**TASK OBJECTIVE:**
Return exactly the lines that run from the one containing "Output the text content of this document." to the end of the entries, with both ends included.

**SUPPLIED MATERIAL:**
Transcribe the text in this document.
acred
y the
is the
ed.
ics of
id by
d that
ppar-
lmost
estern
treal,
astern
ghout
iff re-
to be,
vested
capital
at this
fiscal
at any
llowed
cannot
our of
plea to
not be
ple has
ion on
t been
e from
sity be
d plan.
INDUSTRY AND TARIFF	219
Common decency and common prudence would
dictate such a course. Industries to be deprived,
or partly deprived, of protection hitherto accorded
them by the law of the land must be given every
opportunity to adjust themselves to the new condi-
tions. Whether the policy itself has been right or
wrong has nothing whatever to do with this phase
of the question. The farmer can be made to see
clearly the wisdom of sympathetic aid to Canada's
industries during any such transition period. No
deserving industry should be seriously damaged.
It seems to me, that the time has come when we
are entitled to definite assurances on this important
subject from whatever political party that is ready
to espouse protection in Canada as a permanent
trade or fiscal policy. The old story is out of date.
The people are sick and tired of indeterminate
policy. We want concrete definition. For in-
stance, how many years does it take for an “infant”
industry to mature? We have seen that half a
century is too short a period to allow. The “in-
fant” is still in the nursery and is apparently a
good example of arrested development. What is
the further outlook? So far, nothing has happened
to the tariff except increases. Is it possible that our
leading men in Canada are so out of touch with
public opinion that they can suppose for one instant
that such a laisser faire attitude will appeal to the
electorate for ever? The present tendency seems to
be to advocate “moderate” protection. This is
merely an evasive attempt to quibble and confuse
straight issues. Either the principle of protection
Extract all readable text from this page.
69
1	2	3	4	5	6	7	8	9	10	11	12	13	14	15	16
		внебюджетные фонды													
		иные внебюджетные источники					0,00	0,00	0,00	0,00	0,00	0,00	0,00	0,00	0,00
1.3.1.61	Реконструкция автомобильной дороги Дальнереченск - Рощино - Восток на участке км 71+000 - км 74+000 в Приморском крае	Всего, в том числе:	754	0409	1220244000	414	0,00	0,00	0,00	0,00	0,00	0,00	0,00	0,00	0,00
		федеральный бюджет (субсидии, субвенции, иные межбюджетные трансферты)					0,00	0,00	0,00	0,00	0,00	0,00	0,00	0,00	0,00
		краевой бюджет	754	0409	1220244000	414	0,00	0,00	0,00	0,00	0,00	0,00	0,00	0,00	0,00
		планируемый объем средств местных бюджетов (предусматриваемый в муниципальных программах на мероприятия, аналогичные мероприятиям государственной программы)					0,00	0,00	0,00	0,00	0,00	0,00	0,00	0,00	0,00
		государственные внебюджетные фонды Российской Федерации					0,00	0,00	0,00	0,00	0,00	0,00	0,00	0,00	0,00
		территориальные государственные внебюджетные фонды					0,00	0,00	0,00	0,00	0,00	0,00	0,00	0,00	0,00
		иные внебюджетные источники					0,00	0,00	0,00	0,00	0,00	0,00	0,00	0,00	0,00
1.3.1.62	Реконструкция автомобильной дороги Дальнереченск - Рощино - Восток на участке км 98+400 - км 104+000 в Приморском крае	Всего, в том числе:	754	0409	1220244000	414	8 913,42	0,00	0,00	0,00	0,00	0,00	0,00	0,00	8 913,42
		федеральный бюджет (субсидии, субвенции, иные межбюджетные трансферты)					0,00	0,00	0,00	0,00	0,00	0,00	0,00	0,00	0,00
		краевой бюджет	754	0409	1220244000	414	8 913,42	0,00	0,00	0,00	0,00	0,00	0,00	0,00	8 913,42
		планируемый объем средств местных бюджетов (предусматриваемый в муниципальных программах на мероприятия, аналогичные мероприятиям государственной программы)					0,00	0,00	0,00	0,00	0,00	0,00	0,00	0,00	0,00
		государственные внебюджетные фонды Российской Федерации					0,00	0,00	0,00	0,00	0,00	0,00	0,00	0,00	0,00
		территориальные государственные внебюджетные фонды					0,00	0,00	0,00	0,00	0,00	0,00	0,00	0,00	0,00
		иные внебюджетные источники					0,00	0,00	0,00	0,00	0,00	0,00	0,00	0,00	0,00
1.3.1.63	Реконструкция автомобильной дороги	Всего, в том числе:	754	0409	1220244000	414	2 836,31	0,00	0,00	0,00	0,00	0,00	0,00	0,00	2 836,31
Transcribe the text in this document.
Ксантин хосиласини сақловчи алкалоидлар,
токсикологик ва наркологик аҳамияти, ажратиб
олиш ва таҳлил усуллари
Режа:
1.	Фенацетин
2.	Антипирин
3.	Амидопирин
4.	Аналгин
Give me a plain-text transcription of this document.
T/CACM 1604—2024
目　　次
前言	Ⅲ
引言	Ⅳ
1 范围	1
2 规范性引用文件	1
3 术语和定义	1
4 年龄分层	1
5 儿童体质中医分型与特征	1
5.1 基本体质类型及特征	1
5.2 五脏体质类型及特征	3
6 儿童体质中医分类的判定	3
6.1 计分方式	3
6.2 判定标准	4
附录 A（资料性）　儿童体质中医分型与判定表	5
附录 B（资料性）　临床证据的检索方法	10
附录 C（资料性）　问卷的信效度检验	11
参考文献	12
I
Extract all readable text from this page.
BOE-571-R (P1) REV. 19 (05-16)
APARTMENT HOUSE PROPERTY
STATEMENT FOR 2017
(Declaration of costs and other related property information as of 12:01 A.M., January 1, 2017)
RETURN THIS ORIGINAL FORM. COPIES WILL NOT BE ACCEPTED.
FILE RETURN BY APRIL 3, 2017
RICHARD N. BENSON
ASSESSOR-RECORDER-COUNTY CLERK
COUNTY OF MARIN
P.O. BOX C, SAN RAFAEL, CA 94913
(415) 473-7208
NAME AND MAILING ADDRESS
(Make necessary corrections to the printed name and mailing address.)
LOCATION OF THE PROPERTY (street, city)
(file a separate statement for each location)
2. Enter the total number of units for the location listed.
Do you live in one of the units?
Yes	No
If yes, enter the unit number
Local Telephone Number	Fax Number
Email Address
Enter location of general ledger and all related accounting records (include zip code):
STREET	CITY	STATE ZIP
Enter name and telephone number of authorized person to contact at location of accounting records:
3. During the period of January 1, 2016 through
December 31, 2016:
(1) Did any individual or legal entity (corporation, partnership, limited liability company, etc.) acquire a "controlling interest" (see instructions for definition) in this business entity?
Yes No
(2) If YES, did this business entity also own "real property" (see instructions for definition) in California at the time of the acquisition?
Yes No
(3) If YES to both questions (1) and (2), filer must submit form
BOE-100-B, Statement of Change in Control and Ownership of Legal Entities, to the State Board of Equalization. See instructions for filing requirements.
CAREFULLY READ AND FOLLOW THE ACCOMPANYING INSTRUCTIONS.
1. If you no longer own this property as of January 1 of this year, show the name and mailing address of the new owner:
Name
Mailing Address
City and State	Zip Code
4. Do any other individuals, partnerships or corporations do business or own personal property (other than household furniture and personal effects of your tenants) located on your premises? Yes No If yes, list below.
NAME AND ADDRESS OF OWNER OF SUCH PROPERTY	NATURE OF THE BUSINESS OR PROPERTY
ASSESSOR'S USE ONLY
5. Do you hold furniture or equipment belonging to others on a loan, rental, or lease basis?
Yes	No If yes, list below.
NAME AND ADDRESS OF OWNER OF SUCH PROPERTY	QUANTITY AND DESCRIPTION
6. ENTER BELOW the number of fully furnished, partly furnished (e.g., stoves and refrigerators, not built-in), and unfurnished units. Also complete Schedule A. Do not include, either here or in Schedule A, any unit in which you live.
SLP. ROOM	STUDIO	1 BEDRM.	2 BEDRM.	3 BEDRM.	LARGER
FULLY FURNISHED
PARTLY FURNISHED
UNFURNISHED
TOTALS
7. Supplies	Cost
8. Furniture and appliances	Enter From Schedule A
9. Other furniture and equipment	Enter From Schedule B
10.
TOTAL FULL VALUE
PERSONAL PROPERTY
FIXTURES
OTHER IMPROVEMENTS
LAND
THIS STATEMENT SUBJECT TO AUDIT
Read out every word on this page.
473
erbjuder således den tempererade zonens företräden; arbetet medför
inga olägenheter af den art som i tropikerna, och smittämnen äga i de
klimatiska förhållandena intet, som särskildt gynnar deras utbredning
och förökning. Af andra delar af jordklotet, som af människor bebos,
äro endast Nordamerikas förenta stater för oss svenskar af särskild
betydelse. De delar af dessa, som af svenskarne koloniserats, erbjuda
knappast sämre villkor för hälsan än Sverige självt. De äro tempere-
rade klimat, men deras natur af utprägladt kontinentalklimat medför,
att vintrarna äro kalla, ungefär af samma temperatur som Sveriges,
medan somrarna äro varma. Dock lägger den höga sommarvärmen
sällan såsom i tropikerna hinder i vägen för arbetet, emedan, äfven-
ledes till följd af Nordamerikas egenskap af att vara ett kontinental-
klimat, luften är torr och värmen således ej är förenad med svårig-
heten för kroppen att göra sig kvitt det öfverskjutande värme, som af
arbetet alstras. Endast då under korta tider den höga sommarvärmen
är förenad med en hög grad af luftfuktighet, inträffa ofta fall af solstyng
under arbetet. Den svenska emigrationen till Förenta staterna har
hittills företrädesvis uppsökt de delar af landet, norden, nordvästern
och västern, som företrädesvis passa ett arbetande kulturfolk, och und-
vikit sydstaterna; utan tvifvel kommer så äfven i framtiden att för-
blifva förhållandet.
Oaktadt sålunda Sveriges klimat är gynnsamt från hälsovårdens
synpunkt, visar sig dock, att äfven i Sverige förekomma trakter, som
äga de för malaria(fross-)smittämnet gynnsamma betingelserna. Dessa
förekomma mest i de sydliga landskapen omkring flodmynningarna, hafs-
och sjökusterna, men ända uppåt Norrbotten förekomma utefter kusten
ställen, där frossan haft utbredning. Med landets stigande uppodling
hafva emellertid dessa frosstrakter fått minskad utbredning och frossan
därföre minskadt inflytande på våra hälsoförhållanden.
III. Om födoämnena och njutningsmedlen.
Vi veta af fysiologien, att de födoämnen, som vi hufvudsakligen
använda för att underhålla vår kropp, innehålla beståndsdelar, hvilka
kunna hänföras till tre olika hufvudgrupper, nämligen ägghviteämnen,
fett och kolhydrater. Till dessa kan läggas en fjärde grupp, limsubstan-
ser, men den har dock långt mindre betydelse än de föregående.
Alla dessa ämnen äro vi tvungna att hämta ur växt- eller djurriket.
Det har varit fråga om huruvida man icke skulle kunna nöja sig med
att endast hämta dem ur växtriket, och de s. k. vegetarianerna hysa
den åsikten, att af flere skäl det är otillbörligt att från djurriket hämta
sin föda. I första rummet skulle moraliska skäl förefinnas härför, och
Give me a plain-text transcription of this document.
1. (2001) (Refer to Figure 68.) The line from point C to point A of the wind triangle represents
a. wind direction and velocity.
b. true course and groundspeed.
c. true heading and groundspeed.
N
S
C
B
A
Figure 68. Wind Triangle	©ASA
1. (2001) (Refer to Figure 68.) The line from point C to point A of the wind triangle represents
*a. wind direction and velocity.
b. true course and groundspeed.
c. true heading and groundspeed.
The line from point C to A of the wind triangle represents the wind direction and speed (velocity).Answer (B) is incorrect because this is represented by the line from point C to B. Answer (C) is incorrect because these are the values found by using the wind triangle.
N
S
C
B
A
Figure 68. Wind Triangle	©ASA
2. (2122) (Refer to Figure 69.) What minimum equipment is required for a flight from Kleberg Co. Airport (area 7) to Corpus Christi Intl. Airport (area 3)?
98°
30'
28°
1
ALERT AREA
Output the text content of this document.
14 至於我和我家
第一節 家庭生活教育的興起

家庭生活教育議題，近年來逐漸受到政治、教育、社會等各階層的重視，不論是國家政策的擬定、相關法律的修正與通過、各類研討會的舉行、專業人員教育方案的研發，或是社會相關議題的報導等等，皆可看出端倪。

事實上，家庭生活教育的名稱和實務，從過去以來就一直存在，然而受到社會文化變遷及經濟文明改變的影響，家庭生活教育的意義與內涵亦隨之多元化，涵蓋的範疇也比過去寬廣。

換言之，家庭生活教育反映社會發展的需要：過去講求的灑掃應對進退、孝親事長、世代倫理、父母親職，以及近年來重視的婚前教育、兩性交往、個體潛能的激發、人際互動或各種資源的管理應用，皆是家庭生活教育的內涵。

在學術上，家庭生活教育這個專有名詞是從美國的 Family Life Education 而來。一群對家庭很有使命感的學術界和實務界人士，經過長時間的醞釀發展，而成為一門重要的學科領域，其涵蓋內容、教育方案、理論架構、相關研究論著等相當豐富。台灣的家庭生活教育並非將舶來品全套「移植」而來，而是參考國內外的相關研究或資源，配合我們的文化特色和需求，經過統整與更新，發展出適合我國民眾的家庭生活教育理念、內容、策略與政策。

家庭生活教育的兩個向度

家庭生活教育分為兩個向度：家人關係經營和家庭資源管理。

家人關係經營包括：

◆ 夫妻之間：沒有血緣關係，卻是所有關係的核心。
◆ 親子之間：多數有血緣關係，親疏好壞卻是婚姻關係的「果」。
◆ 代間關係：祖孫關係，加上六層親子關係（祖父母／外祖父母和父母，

**SOLUTION FOR THIS TASK:**
Output the text content of this document.
14 至於我和我家
第一節 家庭生活教育的興起

家庭生活教育議題，近年來逐漸受到政治、教育、社會等各階層的重視，不論是國家政策的擬定、相關法律的修正與通過、各類研討會的舉行、專業人員教育方案的研發，或是社會相關議題的報導等等，皆可看出端倪。

事實上，家庭生活教育的名稱和實務，從過去以來就一直存在，然而受到社會文化變遷及經濟文明改變的影響，家庭生活教育的意義與內涵亦隨之多元化，涵蓋的範疇也比過去寬廣。

換言之，家庭生活教育反映社會發展的需要：過去講求的灑掃應對進退、孝親事長、世代倫理、父母親職，以及近年來重視的婚前教育、兩性交往、個體潛能的激發、人際互動或各種資源的管理應用，皆是家庭生活教育的內涵。

在學術上，家庭生活教育這個專有名詞是從美國的 Family Life Education 而來。一群對家庭很有使命感的學術界和實務界人士，經過長時間的醞釀發展，而成為一門重要的學科領域，其涵蓋內容、教育方案、理論架構、相關研究論著等相當豐富。台灣的家庭生活教育並非將舶來品全套「移植」而來，而是參考國內外的相關研究或資源，配合我們的文化特色和需求，經過統整與更新，發展出適合我國民眾的家庭生活教育理念、內容、策略與政策。

家庭生活教育的兩個向度

家庭生活教育分為兩個向度：家人關係經營和家庭資源管理。

家人關係經營包括：

◆ 夫妻之間：沒有血緣關係，卻是所有關係的核心。
◆ 親子之間：多數有血緣關係，親疏好壞卻是婚姻關係的「果」。
◆ 代間關係：祖孫關係，加上六層親子關係（祖父母／外祖父母和父母，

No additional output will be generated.